## AIM
Write out the data below in full. Keep it exact.

## EXCERPTED RECORDS
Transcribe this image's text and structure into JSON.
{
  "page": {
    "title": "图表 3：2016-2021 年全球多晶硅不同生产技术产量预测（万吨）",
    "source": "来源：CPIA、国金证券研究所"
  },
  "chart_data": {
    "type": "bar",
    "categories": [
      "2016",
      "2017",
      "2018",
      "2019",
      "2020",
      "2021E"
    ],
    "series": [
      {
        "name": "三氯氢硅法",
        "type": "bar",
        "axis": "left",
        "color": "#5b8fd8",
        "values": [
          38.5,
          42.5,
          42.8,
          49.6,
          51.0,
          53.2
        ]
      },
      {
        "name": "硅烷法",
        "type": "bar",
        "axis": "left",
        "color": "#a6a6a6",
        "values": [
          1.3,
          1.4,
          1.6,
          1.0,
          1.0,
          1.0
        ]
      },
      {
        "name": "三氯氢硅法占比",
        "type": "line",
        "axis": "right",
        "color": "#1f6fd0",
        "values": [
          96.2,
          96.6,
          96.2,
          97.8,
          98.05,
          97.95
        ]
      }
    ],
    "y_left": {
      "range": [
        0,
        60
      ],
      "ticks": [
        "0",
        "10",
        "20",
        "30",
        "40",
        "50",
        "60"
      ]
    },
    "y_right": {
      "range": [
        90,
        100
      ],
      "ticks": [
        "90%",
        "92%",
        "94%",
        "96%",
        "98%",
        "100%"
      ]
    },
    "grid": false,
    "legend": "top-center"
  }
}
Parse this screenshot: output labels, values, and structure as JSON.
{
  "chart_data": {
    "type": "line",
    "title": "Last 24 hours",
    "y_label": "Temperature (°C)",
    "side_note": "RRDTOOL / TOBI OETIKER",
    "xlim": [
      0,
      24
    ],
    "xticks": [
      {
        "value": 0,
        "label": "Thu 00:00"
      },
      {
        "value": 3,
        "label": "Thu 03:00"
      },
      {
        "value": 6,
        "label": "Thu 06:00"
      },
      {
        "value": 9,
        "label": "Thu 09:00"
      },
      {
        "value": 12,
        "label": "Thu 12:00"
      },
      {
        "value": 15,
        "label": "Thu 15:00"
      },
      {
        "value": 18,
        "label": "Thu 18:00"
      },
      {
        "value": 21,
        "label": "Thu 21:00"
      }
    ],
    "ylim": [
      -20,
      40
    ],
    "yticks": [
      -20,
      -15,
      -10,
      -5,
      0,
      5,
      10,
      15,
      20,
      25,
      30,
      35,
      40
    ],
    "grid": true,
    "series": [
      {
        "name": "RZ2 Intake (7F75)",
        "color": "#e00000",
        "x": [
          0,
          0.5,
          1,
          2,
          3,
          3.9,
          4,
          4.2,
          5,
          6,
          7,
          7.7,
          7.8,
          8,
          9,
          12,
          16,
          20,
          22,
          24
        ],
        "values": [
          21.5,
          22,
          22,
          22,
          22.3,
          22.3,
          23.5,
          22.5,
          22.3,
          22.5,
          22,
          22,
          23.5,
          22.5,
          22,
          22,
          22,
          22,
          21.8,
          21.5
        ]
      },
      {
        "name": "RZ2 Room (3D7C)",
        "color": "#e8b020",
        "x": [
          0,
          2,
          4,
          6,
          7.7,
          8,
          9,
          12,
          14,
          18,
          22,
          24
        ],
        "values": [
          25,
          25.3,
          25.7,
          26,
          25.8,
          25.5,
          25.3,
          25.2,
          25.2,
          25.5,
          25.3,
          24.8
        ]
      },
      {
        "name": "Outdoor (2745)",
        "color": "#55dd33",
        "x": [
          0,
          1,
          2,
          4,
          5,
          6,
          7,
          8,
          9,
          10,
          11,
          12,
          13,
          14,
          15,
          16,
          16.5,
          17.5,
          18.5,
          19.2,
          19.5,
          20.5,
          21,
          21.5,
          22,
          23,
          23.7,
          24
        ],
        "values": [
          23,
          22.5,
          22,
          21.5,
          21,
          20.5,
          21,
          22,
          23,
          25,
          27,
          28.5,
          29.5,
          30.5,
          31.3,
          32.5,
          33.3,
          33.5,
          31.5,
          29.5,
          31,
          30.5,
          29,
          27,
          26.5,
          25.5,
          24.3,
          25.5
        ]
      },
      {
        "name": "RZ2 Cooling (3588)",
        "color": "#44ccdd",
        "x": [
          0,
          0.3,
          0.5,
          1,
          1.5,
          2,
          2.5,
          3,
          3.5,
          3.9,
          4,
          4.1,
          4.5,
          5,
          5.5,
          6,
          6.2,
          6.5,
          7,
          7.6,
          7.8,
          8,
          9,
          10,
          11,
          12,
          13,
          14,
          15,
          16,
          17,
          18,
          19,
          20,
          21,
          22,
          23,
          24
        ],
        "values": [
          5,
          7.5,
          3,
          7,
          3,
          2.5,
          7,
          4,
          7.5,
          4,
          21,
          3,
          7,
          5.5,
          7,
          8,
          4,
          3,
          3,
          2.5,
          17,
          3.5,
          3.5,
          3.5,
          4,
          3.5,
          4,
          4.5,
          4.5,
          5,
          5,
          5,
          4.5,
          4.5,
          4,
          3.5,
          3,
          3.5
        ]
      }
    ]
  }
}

## CORRECT ANSWER
Transcribe this image's text and structure into JSON.
{
  "page": {
    "title": "图表 3：2016-2021 年全球多晶硅不同生产技术产量预测（万吨）",
    "source": "来源：CPIA、国金证券研究所"
  },
  "chart_data": {
    "type": "bar",
    "categories": [
      "2016",
      "2017",
      "2018",
      "2019",
      "2020",
      "2021E"
    ],
    "series": [
      {
        "name": "三氯氢硅法",
        "type": "bar",
        "axis": "left",
        "color": "#5b8fd8",
        "values": [
          38.5,
          42.5,
          42.8,
          49.6,
          51.0,
          53.2
        ]
      },
      {
        "name": "硅烷法",
        "type": "bar",
        "axis": "left",
        "color": "#a6a6a6",
        "values": [
          1.3,
          1.4,
          1.6,
          1.0,
          1.0,
          1.0
        ]
      },
      {
        "name": "三氯氢硅法占比",
        "type": "line",
        "axis": "right",
        "color": "#1f6fd0",
        "values": [
          96.2,
          96.6,
          96.2,
          97.8,
          98.05,
          97.95
        ]
      }
    ],
    "y_left": {
      "range": [
        0,
        60
      ],
      "ticks": [
        "0",
        "10",
        "20",
        "30",
        "40",
        "50",
        "60"
      ]
    },
    "y_right": {
      "range": [
        90,
        100
      ],
      "ticks": [
        "90%",
        "92%",
        "94%",
        "96%",
        "98%",
        "100%"
      ]
    },
    "grid": false,
    "legend": "top-center"
  }
}
Parse this screenshot: output labels, values, and structure as JSON.
{
  "chart_data": {
    "type": "line",
    "title": "Last 24 hours",
    "y_label": "Temperature (°C)",
    "side_note": "RRDTOOL / TOBI OETIKER",
    "xlim": [
      0,
      24
    ],
    "xticks": [
      {
        "value": 0,
        "label": "Thu 00:00"
      },
      {
        "value": 3,
        "label": "Thu 03:00"
      },
      {
        "value": 6,
        "label": "Thu 06:00"
      },
      {
        "value": 9,
        "label": "Thu 09:00"
      },
      {
        "value": 12,
        "label": "Thu 12:00"
      },
      {
        "value": 15,
        "label": "Thu 15:00"
      },
      {
        "value": 18,
        "label": "Thu 18:00"
      },
      {
        "value": 21,
        "label": "Thu 21:00"
      }
    ],
    "ylim": [
      -20,
      40
    ],
    "yticks": [
      -20,
      -15,
      -10,
      -5,
      0,
      5,
      10,
      15,
      20,
      25,
      30,
      35,
      40
    ],
    "grid": true,
    "series": [
      {
        "name": "RZ2 Intake (7F75)",
        "color": "#e00000",
        "x": [
          0,
          0.5,
          1,
          2,
          3,
          3.9,
          4,
          4.2,
          5,
          6,
          7,
          7.7,
          7.8,
          8,
          9,
          12,
          16,
          20,
          22,
          24
        ],
        "values": [
          21.5,
          22,
          22,
          22,
          22.3,
          22.3,
          23.5,
          22.5,
          22.3,
          22.5,
          22,
          22,
          23.5,
          22.5,
          22,
          22,
          22,
          22,
          21.8,
          21.5
        ]
      },
      {
        "name": "RZ2 Room (3D7C)",
        "color": "#e8b020",
        "x": [
          0,
          2,
          4,
          6,
          7.7,
          8,
          9,
          12,
          14,
          18,
          22,
          24
        ],
        "values": [
          25,
          25.3,
          25.7,
          26,
          25.8,
          25.5,
          25.3,
          25.2,
          25.2,
          25.5,
          25.3,
          24.8
        ]
      },
      {
        "name": "Outdoor (2745)",
        "color": "#55dd33",
        "x": [
          0,
          1,
          2,
          4,
          5,
          6,
          7,
          8,
          9,
          10,
          11,
          12,
          13,
          14,
          15,
          16,
          16.5,
          17.5,
          18.5,
          19.2,
          19.5,
          20.5,
          21,
          21.5,
          22,
          23,
          23.7,
          24
        ],
        "values": [
          23,
          22.5,
          22,
          21.5,
          21,
          20.5,
          21,
          22,
          23,
          25,
          27,
          28.5,
          29.5,
          30.5,
          31.3,
          32.5,
          33.3,
          33.5,
          31.5,
          29.5,
          31,
          30.5,
          29,
          27,
          26.5,
          25.5,
          24.3,
          25.5
        ]
      },
      {
        "name": "RZ2 Cooling (3588)",
        "color": "#44ccdd",
        "x": [
          0,
          0.3,
          0.5,
          1,
          1.5,
          2,
          2.5,
          3,
          3.5,
          3.9,
          4,
          4.1,
          4.5,
          5,
          5.5,
          6,
          6.2,
          6.5,
          7,
          7.6,
          7.8,
          8,
          9,
          10,
          11,
          12,
          13,
          14,
          15,
          16,
          17,
          18,
          19,
          20,
          21,
          22,
          23,
          24
        ],
        "values": [
          5,
          7.5,
          3,
          7,
          3,
          2.5,
          7,
          4,
          7.5,
          4,
          21,
          3,
          7,
          5.5,
          7,
          8,
          4,
          3,
          3,
          2.5,
          17,
          3.5,
          3.5,
          3.5,
          4,
          3.5,
          4,
          4.5,
          4.5,
          5,
          5,
          5,
          4.5,
          4.5,
          4,
          3.5,
          3,
          3.5
        ]
      }
    ]
  }
}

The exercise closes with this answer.